▶ Exercise prompt: Output the material below unchanged, apart from leaving out the pictures.

▶ Provided data:
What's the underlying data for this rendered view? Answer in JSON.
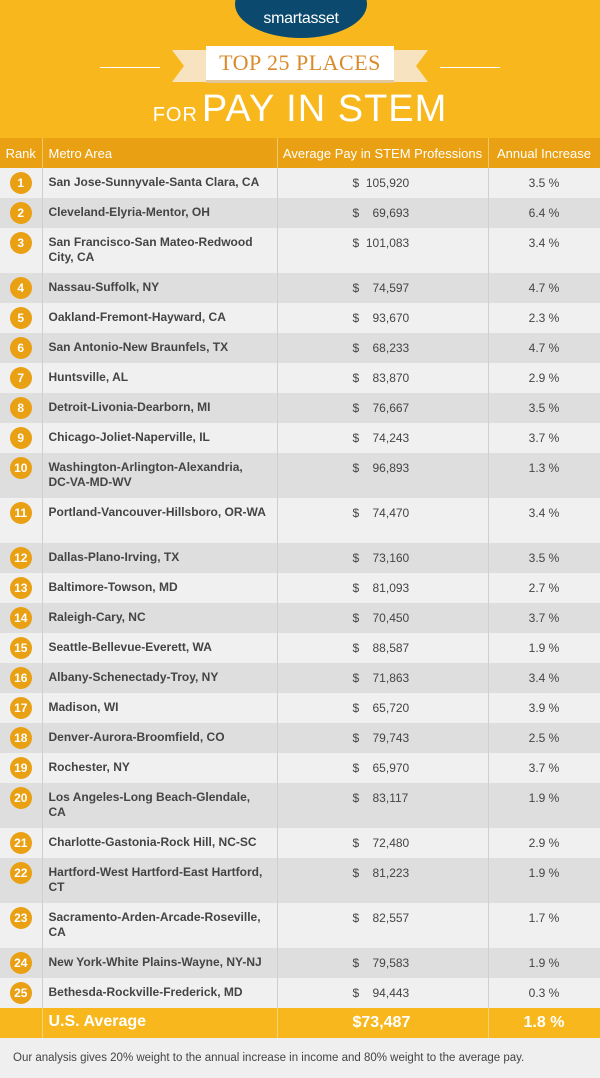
{
  "brand": "smartasset",
  "title": "TOP 25 PLACES",
  "subtitle_prefix": "FOR",
  "subtitle": "PAY IN STEM",
  "colors": {
    "header": "#f8b81d",
    "table_header": "#e9a013",
    "logo": "#0b4a6e"
  },
  "columns": [
    "Rank",
    "Metro Area",
    "Average Pay in STEM Professions",
    "Annual Increase"
  ],
  "rows": [
    {
      "rank": "1",
      "metro": "San Jose-Sunnyvale-Santa Clara, CA",
      "pay": "$  105,920",
      "inc": "3.5 %"
    },
    {
      "rank": "2",
      "metro": "Cleveland-Elyria-Mentor, OH",
      "pay": "$    69,693",
      "inc": "6.4 %"
    },
    {
      "rank": "3",
      "metro": "San Francisco-San Mateo-Redwood City, CA",
      "pay": "$  101,083",
      "inc": "3.4 %"
    },
    {
      "rank": "4",
      "metro": "Nassau-Suffolk, NY",
      "pay": "$    74,597",
      "inc": "4.7 %"
    },
    {
      "rank": "5",
      "metro": "Oakland-Fremont-Hayward, CA",
      "pay": "$    93,670",
      "inc": "2.3 %"
    },
    {
      "rank": "6",
      "metro": "San Antonio-New Braunfels, TX",
      "pay": "$    68,233",
      "inc": "4.7 %"
    },
    {
      "rank": "7",
      "metro": "Huntsville, AL",
      "pay": "$    83,870",
      "inc": "2.9 %"
    },
    {
      "rank": "8",
      "metro": "Detroit-Livonia-Dearborn, MI",
      "pay": "$    76,667",
      "inc": "3.5 %"
    },
    {
      "rank": "9",
      "metro": "Chicago-Joliet-Naperville, IL",
      "pay": "$    74,243",
      "inc": "3.7 %"
    },
    {
      "rank": "10",
      "metro": "Washington-Arlington-Alexandria, DC-VA-MD-WV",
      "pay": "$    96,893",
      "inc": "1.3 %"
    },
    {
      "rank": "11",
      "metro": "Portland-Vancouver-Hillsboro, OR-WA",
      "pay": "$    74,470",
      "inc": "3.4 %"
    },
    {
      "rank": "12",
      "metro": "Dallas-Plano-Irving, TX",
      "pay": "$    73,160",
      "inc": "3.5 %"
    },
    {
      "rank": "13",
      "metro": "Baltimore-Towson, MD",
      "pay": "$    81,093",
      "inc": "2.7 %"
    },
    {
      "rank": "14",
      "metro": "Raleigh-Cary, NC",
      "pay": "$    70,450",
      "inc": "3.7 %"
    },
    {
      "rank": "15",
      "metro": "Seattle-Bellevue-Everett, WA",
      "pay": "$    88,587",
      "inc": "1.9 %"
    },
    {
      "rank": "16",
      "metro": "Albany-Schenectady-Troy, NY",
      "pay": "$    71,863",
      "inc": "3.4 %"
    },
    {
      "rank": "17",
      "metro": "Madison, WI",
      "pay": "$    65,720",
      "inc": "3.9 %"
    },
    {
      "rank": "18",
      "metro": "Denver-Aurora-Broomfield, CO",
      "pay": "$    79,743",
      "inc": "2.5 %"
    },
    {
      "rank": "19",
      "metro": "Rochester, NY",
      "pay": "$    65,970",
      "inc": "3.7 %"
    },
    {
      "rank": "20",
      "metro": "Los Angeles-Long Beach-Glendale, CA",
      "pay": "$    83,117",
      "inc": "1.9 %"
    },
    {
      "rank": "21",
      "metro": "Charlotte-Gastonia-Rock Hill, NC-SC",
      "pay": "$    72,480",
      "inc": "2.9 %"
    },
    {
      "rank": "22",
      "metro": "Hartford-West Hartford-East Hartford, CT",
      "pay": "$    81,223",
      "inc": "1.9 %"
    },
    {
      "rank": "23",
      "metro": "Sacramento-Arden-Arcade-Roseville, CA",
      "pay": "$    82,557",
      "inc": "1.7 %"
    },
    {
      "rank": "24",
      "metro": "New York-White Plains-Wayne, NY-NJ",
      "pay": "$    79,583",
      "inc": "1.9 %"
    },
    {
      "rank": "25",
      "metro": "Bethesda-Rockville-Frederick, MD",
      "pay": "$    94,443",
      "inc": "0.3 %"
    }
  ],
  "average": {
    "label": "U.S. Average",
    "pay": "$73,487",
    "inc": "1.8 %"
  },
  "note": "Our analysis gives 20% weight to the annual increase in income and 80% weight to the average pay."
}
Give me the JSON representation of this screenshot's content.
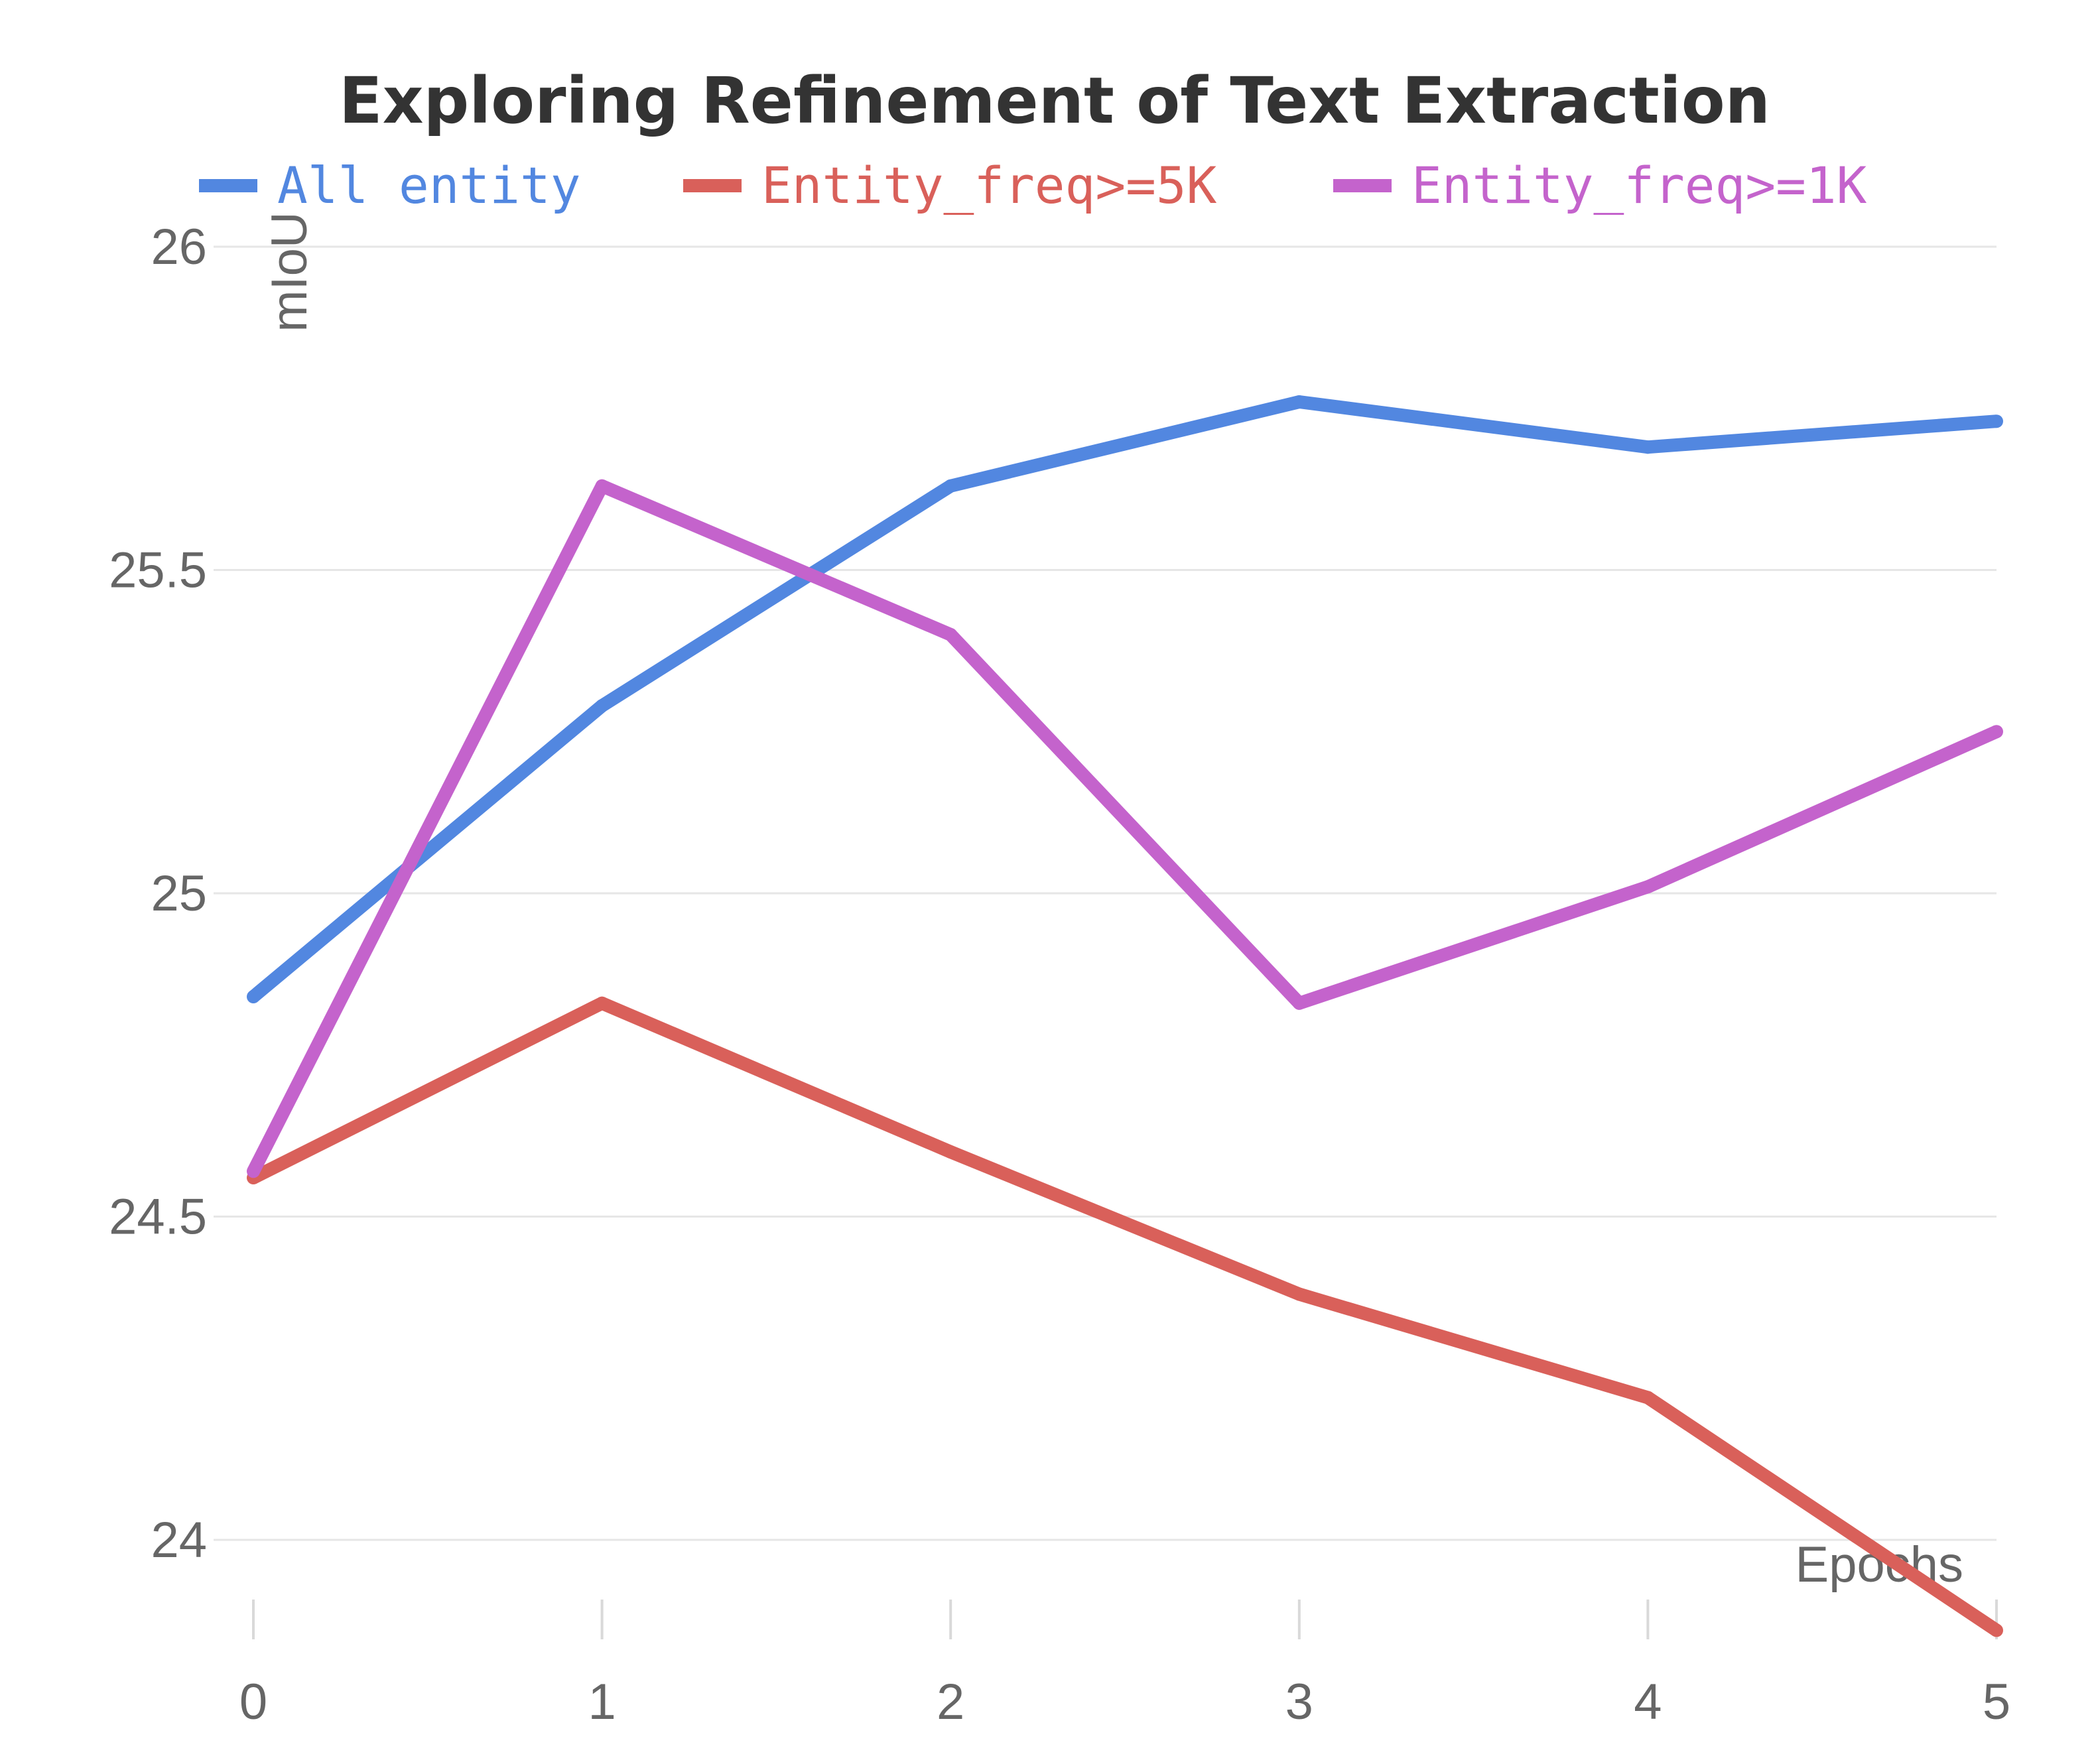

▶ Correct response:
What's the underlying data for this rendered view? Answer in JSON.
{
  "brand": "smartasset",
  "title": "TOP 25 PLACES",
  "subtitle_prefix": "FOR",
  "subtitle": "PAY IN STEM",
  "colors": {
    "header": "#f8b81d",
    "table_header": "#e9a013",
    "logo": "#0b4a6e"
  },
  "columns": [
    "Rank",
    "Metro Area",
    "Average Pay in STEM Professions",
    "Annual Increase"
  ],
  "rows": [
    {
      "rank": "1",
      "metro": "San Jose-Sunnyvale-Santa Clara, CA",
      "pay": "$  105,920",
      "inc": "3.5 %"
    },
    {
      "rank": "2",
      "metro": "Cleveland-Elyria-Mentor, OH",
      "pay": "$    69,693",
      "inc": "6.4 %"
    },
    {
      "rank": "3",
      "metro": "San Francisco-San Mateo-Redwood City, CA",
      "pay": "$  101,083",
      "inc": "3.4 %"
    },
    {
      "rank": "4",
      "metro": "Nassau-Suffolk, NY",
      "pay": "$    74,597",
      "inc": "4.7 %"
    },
    {
      "rank": "5",
      "metro": "Oakland-Fremont-Hayward, CA",
      "pay": "$    93,670",
      "inc": "2.3 %"
    },
    {
      "rank": "6",
      "metro": "San Antonio-New Braunfels, TX",
      "pay": "$    68,233",
      "inc": "4.7 %"
    },
    {
      "rank": "7",
      "metro": "Huntsville, AL",
      "pay": "$    83,870",
      "inc": "2.9 %"
    },
    {
      "rank": "8",
      "metro": "Detroit-Livonia-Dearborn, MI",
      "pay": "$    76,667",
      "inc": "3.5 %"
    },
    {
      "rank": "9",
      "metro": "Chicago-Joliet-Naperville, IL",
      "pay": "$    74,243",
      "inc": "3.7 %"
    },
    {
      "rank": "10",
      "metro": "Washington-Arlington-Alexandria, DC-VA-MD-WV",
      "pay": "$    96,893",
      "inc": "1.3 %"
    },
    {
      "rank": "11",
      "metro": "Portland-Vancouver-Hillsboro, OR-WA",
      "pay": "$    74,470",
      "inc": "3.4 %"
    },
    {
      "rank": "12",
      "metro": "Dallas-Plano-Irving, TX",
      "pay": "$    73,160",
      "inc": "3.5 %"
    },
    {
      "rank": "13",
      "metro": "Baltimore-Towson, MD",
      "pay": "$    81,093",
      "inc": "2.7 %"
    },
    {
      "rank": "14",
      "metro": "Raleigh-Cary, NC",
      "pay": "$    70,450",
      "inc": "3.7 %"
    },
    {
      "rank": "15",
      "metro": "Seattle-Bellevue-Everett, WA",
      "pay": "$    88,587",
      "inc": "1.9 %"
    },
    {
      "rank": "16",
      "metro": "Albany-Schenectady-Troy, NY",
      "pay": "$    71,863",
      "inc": "3.4 %"
    },
    {
      "rank": "17",
      "metro": "Madison, WI",
      "pay": "$    65,720",
      "inc": "3.9 %"
    },
    {
      "rank": "18",
      "metro": "Denver-Aurora-Broomfield, CO",
      "pay": "$    79,743",
      "inc": "2.5 %"
    },
    {
      "rank": "19",
      "metro": "Rochester, NY",
      "pay": "$    65,970",
      "inc": "3.7 %"
    },
    {
      "rank": "20",
      "metro": "Los Angeles-Long Beach-Glendale, CA",
      "pay": "$    83,117",
      "inc": "1.9 %"
    },
    {
      "rank": "21",
      "metro": "Charlotte-Gastonia-Rock Hill, NC-SC",
      "pay": "$    72,480",
      "inc": "2.9 %"
    },
    {
      "rank": "22",
      "metro": "Hartford-West Hartford-East Hartford, CT",
      "pay": "$    81,223",
      "inc": "1.9 %"
    },
    {
      "rank": "23",
      "metro": "Sacramento-Arden-Arcade-Roseville, CA",
      "pay": "$    82,557",
      "inc": "1.7 %"
    },
    {
      "rank": "24",
      "metro": "New York-White Plains-Wayne, NY-NJ",
      "pay": "$    79,583",
      "inc": "1.9 %"
    },
    {
      "rank": "25",
      "metro": "Bethesda-Rockville-Frederick, MD",
      "pay": "$    94,443",
      "inc": "0.3 %"
    }
  ],
  "average": {
    "label": "U.S. Average",
    "pay": "$73,487",
    "inc": "1.8 %"
  },
  "note": "Our analysis gives 20% weight to the annual increase in income and 80% weight to the average pay."
}
Give me the JSON representation of this screenshot's content.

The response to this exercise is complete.